_GIVEN INFORMATION_:
========================================================================

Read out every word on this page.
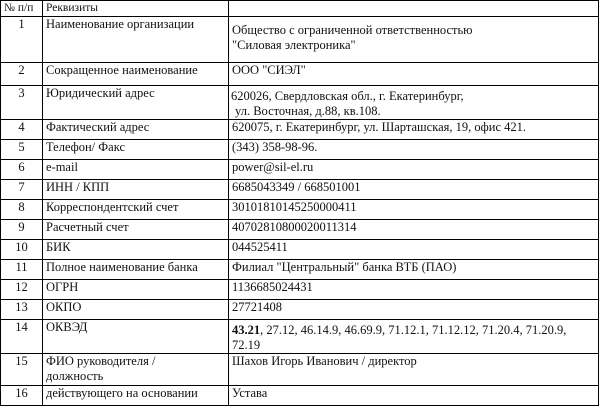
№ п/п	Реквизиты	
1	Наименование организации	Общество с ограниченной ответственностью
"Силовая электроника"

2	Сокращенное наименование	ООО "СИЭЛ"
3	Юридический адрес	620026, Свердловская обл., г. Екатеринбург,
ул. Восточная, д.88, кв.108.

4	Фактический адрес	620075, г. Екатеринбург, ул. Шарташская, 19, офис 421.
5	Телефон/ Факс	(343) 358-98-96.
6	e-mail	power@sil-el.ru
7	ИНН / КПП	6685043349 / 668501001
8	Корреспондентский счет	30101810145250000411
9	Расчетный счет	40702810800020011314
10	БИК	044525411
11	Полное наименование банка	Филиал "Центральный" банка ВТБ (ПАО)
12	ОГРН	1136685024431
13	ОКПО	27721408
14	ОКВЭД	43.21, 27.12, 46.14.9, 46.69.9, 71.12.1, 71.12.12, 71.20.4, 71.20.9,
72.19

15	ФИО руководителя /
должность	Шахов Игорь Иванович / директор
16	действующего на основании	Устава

========================================================================

_DESCRIPTION OF THE TASK_:
Repeat each entry exactly as given; no pictures belong in the copy.

_REPLY TO THE EXERCISE_:
Read out every word on this page.
№ п/п	Реквизиты	
1	Наименование организации	Общество с ограниченной ответственностью
"Силовая электроника"

2	Сокращенное наименование	ООО "СИЭЛ"
3	Юридический адрес	620026, Свердловская обл., г. Екатеринбург,
ул. Восточная, д.88, кв.108.

4	Фактический адрес	620075, г. Екатеринбург, ул. Шарташская, 19, офис 421.
5	Телефон/ Факс	(343) 358-98-96.
6	e-mail	power@sil-el.ru
7	ИНН / КПП	6685043349 / 668501001
8	Корреспондентский счет	30101810145250000411
9	Расчетный счет	40702810800020011314
10	БИК	044525411
11	Полное наименование банка	Филиал "Центральный" банка ВТБ (ПАО)
12	ОГРН	1136685024431
13	ОКПО	27721408
14	ОКВЭД	43.21, 27.12, 46.14.9, 46.69.9, 71.12.1, 71.12.12, 71.20.4, 71.20.9,
72.19

15	ФИО руководителя /
должность	Шахов Игорь Иванович / директор
16	действующего на основании	Устава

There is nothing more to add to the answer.